- **Task brief**
Rewrite the lines below as a numbered list with blank lines dropped, beginning at the line that contains "List 100 of" and stopping after the line that contains "working-time-display: 0 <box>184". Leave the pictures out of the list.

- **Dataset rows**
((

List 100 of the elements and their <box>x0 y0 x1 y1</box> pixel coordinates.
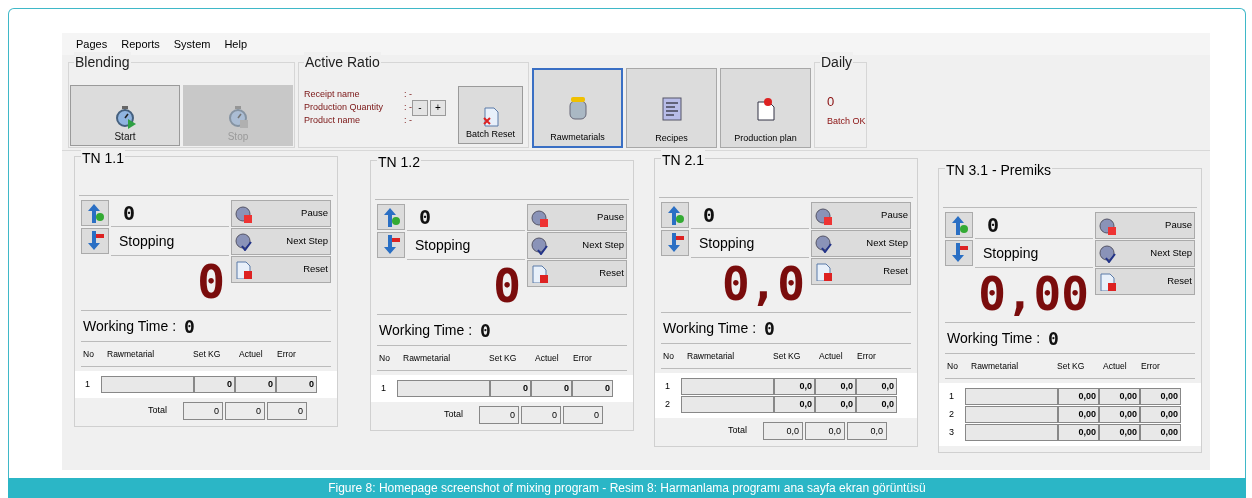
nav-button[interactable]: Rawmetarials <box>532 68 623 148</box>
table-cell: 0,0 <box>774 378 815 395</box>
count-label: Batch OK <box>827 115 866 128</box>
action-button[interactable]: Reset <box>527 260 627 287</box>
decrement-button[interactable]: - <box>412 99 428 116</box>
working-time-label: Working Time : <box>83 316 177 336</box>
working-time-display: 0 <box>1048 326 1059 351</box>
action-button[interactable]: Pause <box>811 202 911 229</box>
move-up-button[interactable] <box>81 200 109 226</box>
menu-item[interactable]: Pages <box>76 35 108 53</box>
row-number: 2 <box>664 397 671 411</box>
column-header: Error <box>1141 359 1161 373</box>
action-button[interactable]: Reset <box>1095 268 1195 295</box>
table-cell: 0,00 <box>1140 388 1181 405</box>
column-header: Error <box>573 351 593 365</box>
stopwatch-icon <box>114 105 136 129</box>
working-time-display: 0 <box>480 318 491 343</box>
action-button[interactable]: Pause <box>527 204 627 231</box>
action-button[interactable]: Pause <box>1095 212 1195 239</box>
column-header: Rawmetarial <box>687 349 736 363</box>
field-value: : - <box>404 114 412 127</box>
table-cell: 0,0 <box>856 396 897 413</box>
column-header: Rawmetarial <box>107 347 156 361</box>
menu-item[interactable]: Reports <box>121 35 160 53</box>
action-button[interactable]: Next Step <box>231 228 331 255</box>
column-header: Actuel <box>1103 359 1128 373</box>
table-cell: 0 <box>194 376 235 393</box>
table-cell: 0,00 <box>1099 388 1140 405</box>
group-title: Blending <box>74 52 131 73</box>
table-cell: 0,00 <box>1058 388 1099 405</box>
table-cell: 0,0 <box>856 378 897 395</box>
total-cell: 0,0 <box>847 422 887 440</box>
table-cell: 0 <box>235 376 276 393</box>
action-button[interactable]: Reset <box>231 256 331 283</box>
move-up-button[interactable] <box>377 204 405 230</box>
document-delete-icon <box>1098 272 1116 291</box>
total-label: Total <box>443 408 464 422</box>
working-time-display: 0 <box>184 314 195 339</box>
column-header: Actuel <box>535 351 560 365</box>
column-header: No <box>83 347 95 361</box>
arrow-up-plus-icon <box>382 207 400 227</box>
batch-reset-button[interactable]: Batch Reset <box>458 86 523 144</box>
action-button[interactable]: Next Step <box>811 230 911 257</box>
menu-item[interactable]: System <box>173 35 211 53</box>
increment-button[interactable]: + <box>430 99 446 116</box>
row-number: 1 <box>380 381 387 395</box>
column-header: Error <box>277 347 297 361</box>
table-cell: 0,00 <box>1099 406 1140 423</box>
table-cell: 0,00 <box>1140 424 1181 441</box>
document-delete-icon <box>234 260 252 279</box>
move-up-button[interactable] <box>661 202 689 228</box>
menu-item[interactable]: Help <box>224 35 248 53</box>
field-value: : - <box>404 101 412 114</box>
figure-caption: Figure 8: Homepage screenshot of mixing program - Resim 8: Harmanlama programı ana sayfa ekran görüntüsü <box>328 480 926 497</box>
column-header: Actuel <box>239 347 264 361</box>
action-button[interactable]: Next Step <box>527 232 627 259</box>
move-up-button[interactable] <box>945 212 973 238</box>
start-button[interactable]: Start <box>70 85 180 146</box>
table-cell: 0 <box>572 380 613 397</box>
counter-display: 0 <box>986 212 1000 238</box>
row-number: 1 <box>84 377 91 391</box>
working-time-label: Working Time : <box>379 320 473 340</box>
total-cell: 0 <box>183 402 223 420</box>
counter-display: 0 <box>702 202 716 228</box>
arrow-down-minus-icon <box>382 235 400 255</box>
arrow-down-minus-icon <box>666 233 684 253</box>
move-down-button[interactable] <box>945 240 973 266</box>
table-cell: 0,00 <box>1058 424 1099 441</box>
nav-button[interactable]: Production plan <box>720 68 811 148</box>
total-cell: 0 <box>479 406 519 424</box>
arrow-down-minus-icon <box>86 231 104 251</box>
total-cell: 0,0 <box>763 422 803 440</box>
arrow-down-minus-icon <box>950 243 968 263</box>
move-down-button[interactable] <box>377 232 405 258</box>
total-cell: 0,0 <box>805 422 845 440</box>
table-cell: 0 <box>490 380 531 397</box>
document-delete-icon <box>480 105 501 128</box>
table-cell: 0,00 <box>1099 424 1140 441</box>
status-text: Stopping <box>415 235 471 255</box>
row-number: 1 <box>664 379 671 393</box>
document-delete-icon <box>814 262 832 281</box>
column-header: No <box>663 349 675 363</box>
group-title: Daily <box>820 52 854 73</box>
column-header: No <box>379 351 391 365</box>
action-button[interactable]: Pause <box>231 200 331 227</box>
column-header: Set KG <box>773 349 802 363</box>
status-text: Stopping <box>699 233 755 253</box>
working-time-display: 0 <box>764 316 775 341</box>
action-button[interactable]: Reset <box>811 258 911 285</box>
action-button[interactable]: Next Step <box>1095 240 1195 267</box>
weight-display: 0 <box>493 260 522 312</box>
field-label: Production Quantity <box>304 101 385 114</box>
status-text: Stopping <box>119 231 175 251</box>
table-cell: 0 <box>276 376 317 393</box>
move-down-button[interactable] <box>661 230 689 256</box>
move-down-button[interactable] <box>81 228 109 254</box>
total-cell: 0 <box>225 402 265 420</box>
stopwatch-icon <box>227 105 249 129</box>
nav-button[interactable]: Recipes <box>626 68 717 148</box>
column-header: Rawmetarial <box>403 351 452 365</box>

))
((

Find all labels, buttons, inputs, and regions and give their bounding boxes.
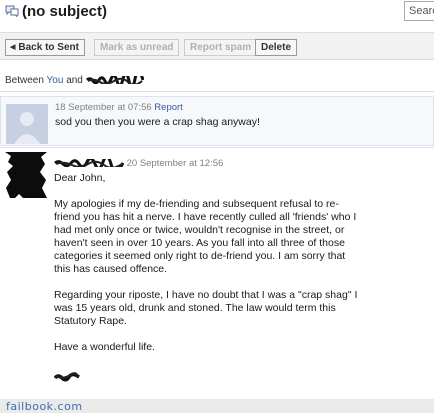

))

- **Written solution**
1. List 100 of the elements and their <box>x0 y0 x1 y1</box> pixel coordinates.
2. nav-button[interactable]: Rawmetarials <box>532 68 623 148</box>
3. table-cell: 0,0 <box>774 378 815 395</box>
4. count-label: Batch OK <box>827 115 866 128</box>
5. action-button[interactable]: Reset <box>527 260 627 287</box>
6. decrement-button[interactable]: - <box>412 99 428 116</box>
7. working-time-label: Working Time : <box>83 316 177 336</box>
8. working-time-display: 0 <box>1048 326 1059 351</box>
9. action-button[interactable]: Pause <box>811 202 911 229</box>
10. move-up-button[interactable] <box>81 200 109 226</box>
11. menu-item[interactable]: Pages <box>76 35 108 53</box>
12. row-number: 2 <box>664 397 671 411</box>
13. column-header: Error <box>1141 359 1161 373</box>
14. action-button[interactable]: Reset <box>1095 268 1195 295</box>
15. table-cell: 0,00 <box>1140 388 1181 405</box>
16. column-header: Error <box>573 351 593 365</box>
17. stopwatch-icon <box>114 105 136 129</box>
18. working-time-display: 0 <box>480 318 491 343</box>
19. action-button[interactable]: Pause <box>527 204 627 231</box>
20. action-button[interactable]: Pause <box>1095 212 1195 239</box>
21. column-header: Rawmetarial <box>687 349 736 363</box>
22. field-value: : - <box>404 114 412 127</box>
23. table-cell: 0,0 <box>856 396 897 413</box>
24. column-header: Rawmetarial <box>107 347 156 361</box>
25. menu-item[interactable]: Reports <box>121 35 160 53</box>
26. action-button[interactable]: Next Step <box>231 228 331 255</box>
27. column-header: Actuel <box>1103 359 1128 373</box>
28. table-cell: 0 <box>194 376 235 393</box>
29. table-cell: 0,00 <box>1099 388 1140 405</box>
30. group-title: Blending <box>74 52 131 73</box>
31. table-cell: 0,00 <box>1058 388 1099 405</box>
32. table-cell: 0,0 <box>856 378 897 395</box>
33. total-cell: 0,0 <box>847 422 887 440</box>
34. table-cell: 0 <box>235 376 276 393</box>
35. action-button[interactable]: Reset <box>231 256 331 283</box>
36. move-up-button[interactable] <box>377 204 405 230</box>
37. document-delete-icon <box>1098 272 1116 291</box>
38. total-label: Total <box>443 408 464 422</box>
39. working-time-display: 0 <box>184 314 195 339</box>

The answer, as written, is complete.